§ **Short task**:
Select all lines in the records that include "less".

:: Data for processing ::

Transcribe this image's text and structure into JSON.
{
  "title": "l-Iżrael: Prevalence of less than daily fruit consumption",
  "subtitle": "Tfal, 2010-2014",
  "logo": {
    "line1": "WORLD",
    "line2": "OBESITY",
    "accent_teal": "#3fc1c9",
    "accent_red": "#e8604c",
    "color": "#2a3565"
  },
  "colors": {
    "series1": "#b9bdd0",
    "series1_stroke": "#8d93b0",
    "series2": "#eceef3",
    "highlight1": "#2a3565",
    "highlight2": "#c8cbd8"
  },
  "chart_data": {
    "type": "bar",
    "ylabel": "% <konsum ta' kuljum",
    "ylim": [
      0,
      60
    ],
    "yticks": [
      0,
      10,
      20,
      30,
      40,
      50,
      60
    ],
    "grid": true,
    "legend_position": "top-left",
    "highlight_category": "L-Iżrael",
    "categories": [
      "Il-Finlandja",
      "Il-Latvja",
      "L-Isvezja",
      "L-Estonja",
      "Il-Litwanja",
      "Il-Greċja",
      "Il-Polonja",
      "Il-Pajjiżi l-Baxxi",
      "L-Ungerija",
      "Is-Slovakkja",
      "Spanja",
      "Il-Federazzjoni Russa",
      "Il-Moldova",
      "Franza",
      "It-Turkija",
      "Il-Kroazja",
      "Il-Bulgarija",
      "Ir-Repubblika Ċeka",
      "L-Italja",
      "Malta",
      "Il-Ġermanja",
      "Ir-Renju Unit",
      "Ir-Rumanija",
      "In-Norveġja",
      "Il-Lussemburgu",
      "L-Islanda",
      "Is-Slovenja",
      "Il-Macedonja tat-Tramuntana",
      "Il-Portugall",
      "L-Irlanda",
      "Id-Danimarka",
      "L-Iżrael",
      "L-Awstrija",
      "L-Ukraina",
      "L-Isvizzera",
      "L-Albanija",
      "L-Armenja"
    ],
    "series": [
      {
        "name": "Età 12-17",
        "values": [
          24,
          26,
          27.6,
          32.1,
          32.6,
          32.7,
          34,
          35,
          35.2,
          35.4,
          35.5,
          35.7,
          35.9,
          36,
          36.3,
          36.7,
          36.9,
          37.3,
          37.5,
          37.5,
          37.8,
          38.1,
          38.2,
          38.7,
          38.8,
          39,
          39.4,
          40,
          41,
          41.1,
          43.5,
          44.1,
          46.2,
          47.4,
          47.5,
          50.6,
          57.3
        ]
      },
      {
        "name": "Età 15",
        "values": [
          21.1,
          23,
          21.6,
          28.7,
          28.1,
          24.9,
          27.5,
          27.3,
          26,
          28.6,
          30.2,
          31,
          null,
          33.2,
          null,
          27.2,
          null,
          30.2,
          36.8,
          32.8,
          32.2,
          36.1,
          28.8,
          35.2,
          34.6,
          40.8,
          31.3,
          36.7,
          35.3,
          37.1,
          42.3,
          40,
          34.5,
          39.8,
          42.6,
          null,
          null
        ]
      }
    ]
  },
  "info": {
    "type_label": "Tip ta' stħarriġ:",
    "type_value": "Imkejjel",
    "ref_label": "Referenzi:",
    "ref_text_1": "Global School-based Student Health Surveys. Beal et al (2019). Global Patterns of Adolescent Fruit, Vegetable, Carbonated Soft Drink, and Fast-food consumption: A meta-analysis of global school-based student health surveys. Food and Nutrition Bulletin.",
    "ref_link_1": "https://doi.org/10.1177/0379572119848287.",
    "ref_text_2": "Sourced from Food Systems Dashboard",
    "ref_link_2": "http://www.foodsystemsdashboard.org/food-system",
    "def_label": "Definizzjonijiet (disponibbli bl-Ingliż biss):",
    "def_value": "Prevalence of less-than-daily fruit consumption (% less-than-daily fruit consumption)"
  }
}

:::

§ **Solution to the exercise**:
  "title": "l-Iżrael: Prevalence of less than daily fruit consumption",
    "def_value": "Prevalence of less-than-daily fruit consumption (% less-than-daily fruit consumption)"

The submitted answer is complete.